WHAT YOU ARE ASKED TO DO
Copy out each line containing "color" from the entries below.

EXTRACTED ENTRIES
☆ ☆ ☆ ☆
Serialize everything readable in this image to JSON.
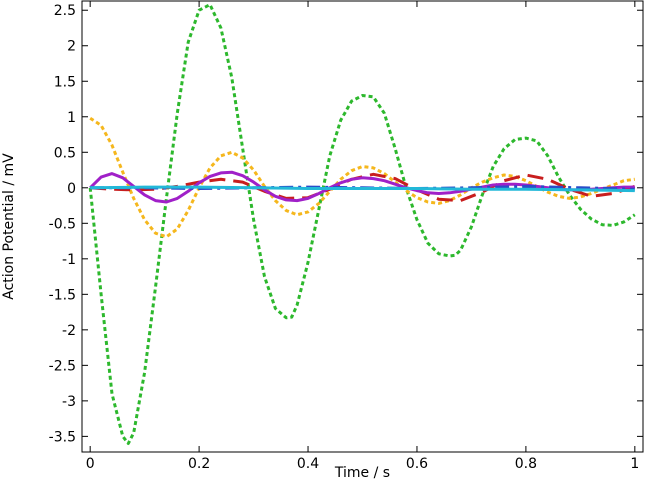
{
  "chart_data": {
    "type": "line",
    "title": "",
    "xlabel": "Time / s",
    "ylabel": "Action Potential / mV",
    "xlim": [
      -0.015,
      1.015
    ],
    "ylim": [
      -3.72,
      2.63
    ],
    "xticks": [
      0,
      0.2,
      0.4,
      0.6,
      0.8,
      1
    ],
    "xtick_labels": [
      "0",
      "0.2",
      "0.4",
      "0.6",
      "0.8",
      "1"
    ],
    "yticks": [
      2.5,
      2,
      1.5,
      1,
      0.5,
      0,
      -0.5,
      -1,
      -1.5,
      -2,
      -2.5,
      -3,
      -3.5
    ],
    "ytick_labels": [
      "2.5",
      "2",
      "1.5",
      "1",
      "0.5",
      "0",
      "-0.5",
      "-1",
      "-1.5",
      "-2",
      "-2.5",
      "-3",
      "-3.5"
    ],
    "grid": false,
    "legend": "none",
    "series": [
      {
        "color": "#2db82d",
        "style": "dotted",
        "x": [
          0,
          0.02,
          0.04,
          0.06,
          0.07,
          0.08,
          0.1,
          0.12,
          0.14,
          0.16,
          0.18,
          0.2,
          0.22,
          0.24,
          0.26,
          0.28,
          0.3,
          0.32,
          0.34,
          0.36,
          0.37,
          0.38,
          0.4,
          0.42,
          0.44,
          0.46,
          0.48,
          0.5,
          0.52,
          0.54,
          0.56,
          0.58,
          0.6,
          0.62,
          0.64,
          0.66,
          0.67,
          0.68,
          0.7,
          0.72,
          0.74,
          0.76,
          0.78,
          0.8,
          0.82,
          0.84,
          0.86,
          0.88,
          0.9,
          0.92,
          0.94,
          0.96,
          0.98,
          1
        ],
        "y": [
          0.0,
          -1.5,
          -2.9,
          -3.5,
          -3.6,
          -3.45,
          -2.6,
          -1.4,
          -0.15,
          1.05,
          2.05,
          2.5,
          2.58,
          2.25,
          1.55,
          0.55,
          -0.45,
          -1.25,
          -1.7,
          -1.83,
          -1.82,
          -1.65,
          -1.05,
          -0.3,
          0.45,
          0.95,
          1.22,
          1.3,
          1.28,
          1.05,
          0.55,
          0.0,
          -0.45,
          -0.78,
          -0.93,
          -0.96,
          -0.95,
          -0.88,
          -0.55,
          -0.1,
          0.3,
          0.55,
          0.68,
          0.7,
          0.66,
          0.45,
          0.15,
          -0.1,
          -0.3,
          -0.44,
          -0.52,
          -0.53,
          -0.48,
          -0.38
        ]
      },
      {
        "color": "#f5b71d",
        "style": "dotted",
        "x": [
          0,
          0.02,
          0.04,
          0.06,
          0.08,
          0.1,
          0.12,
          0.14,
          0.16,
          0.18,
          0.2,
          0.22,
          0.24,
          0.26,
          0.28,
          0.3,
          0.32,
          0.34,
          0.36,
          0.38,
          0.4,
          0.42,
          0.44,
          0.46,
          0.48,
          0.5,
          0.52,
          0.54,
          0.56,
          0.58,
          0.6,
          0.62,
          0.64,
          0.66,
          0.68,
          0.7,
          0.72,
          0.74,
          0.76,
          0.78,
          0.8,
          0.82,
          0.84,
          0.86,
          0.88,
          0.9,
          0.92,
          0.94,
          0.96,
          0.98,
          1
        ],
        "y": [
          0.98,
          0.88,
          0.6,
          0.22,
          -0.15,
          -0.45,
          -0.64,
          -0.69,
          -0.58,
          -0.32,
          0.0,
          0.28,
          0.45,
          0.5,
          0.42,
          0.25,
          0.02,
          -0.18,
          -0.32,
          -0.38,
          -0.34,
          -0.22,
          -0.05,
          0.12,
          0.24,
          0.3,
          0.28,
          0.2,
          0.08,
          -0.04,
          -0.14,
          -0.2,
          -0.22,
          -0.18,
          -0.1,
          0.0,
          0.08,
          0.14,
          0.18,
          0.16,
          0.1,
          0.02,
          -0.06,
          -0.12,
          -0.15,
          -0.13,
          -0.08,
          -0.02,
          0.04,
          0.1,
          0.12
        ]
      },
      {
        "color": "#c81e1e",
        "style": "dashed",
        "x": [
          0,
          0.04,
          0.08,
          0.12,
          0.16,
          0.2,
          0.24,
          0.28,
          0.32,
          0.36,
          0.4,
          0.44,
          0.48,
          0.52,
          0.56,
          0.6,
          0.64,
          0.68,
          0.72,
          0.76,
          0.8,
          0.84,
          0.88,
          0.92,
          0.96,
          1
        ],
        "y": [
          0.0,
          -0.02,
          -0.03,
          -0.02,
          0.02,
          0.08,
          0.12,
          0.08,
          -0.05,
          -0.15,
          -0.14,
          -0.02,
          0.12,
          0.19,
          0.13,
          -0.03,
          -0.16,
          -0.18,
          -0.06,
          0.1,
          0.18,
          0.12,
          -0.02,
          -0.12,
          -0.08,
          0.02
        ]
      },
      {
        "color": "#a020c8",
        "style": "solid",
        "x": [
          0,
          0.02,
          0.04,
          0.06,
          0.08,
          0.1,
          0.12,
          0.14,
          0.16,
          0.18,
          0.2,
          0.22,
          0.24,
          0.26,
          0.28,
          0.3,
          0.32,
          0.34,
          0.36,
          0.38,
          0.4,
          0.42,
          0.44,
          0.46,
          0.48,
          0.5,
          0.52,
          0.54,
          0.56,
          0.58,
          0.6,
          0.62,
          0.64,
          0.66,
          0.68,
          0.7,
          0.72,
          0.74,
          0.76,
          0.78,
          0.8,
          0.82,
          0.84,
          0.86,
          0.88,
          0.9,
          0.92,
          0.94,
          0.96,
          0.98,
          1
        ],
        "y": [
          0.0,
          0.15,
          0.2,
          0.14,
          0.02,
          -0.1,
          -0.18,
          -0.2,
          -0.15,
          -0.05,
          0.07,
          0.16,
          0.21,
          0.22,
          0.17,
          0.08,
          -0.03,
          -0.12,
          -0.17,
          -0.18,
          -0.15,
          -0.08,
          0.0,
          0.07,
          0.12,
          0.14,
          0.13,
          0.1,
          0.05,
          0.0,
          -0.04,
          -0.07,
          -0.08,
          -0.07,
          -0.05,
          -0.02,
          0.01,
          0.04,
          0.05,
          0.05,
          0.04,
          0.02,
          0.0,
          -0.02,
          -0.03,
          -0.03,
          -0.02,
          -0.01,
          0.0,
          0.01,
          0.01
        ]
      },
      {
        "color": "#2a4cc8",
        "style": "dashdot",
        "x": [
          0,
          0.1,
          0.2,
          0.3,
          0.4,
          0.5,
          0.6,
          0.7,
          0.8,
          0.9,
          1
        ],
        "y": [
          0.0,
          0.0,
          -0.01,
          0.0,
          0.01,
          0.0,
          -0.01,
          0.0,
          0.02,
          0.0,
          -0.02
        ]
      },
      {
        "color": "#22b8d8",
        "style": "solid",
        "x": [
          0,
          0.1,
          0.2,
          0.3,
          0.4,
          0.5,
          0.6,
          0.7,
          0.8,
          0.9,
          1
        ],
        "y": [
          0.0,
          0.01,
          0.01,
          0.0,
          -0.01,
          -0.01,
          -0.01,
          -0.02,
          -0.02,
          -0.03,
          -0.04
        ]
      }
    ]
  }
}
☆ ☆ ☆ ☆
EXPECTED ANSWER
        "color": "#2db82d",
        "color": "#f5b71d",
        "color": "#c81e1e",
        "color": "#a020c8",
        "color": "#2a4cc8",
        "color": "#22b8d8",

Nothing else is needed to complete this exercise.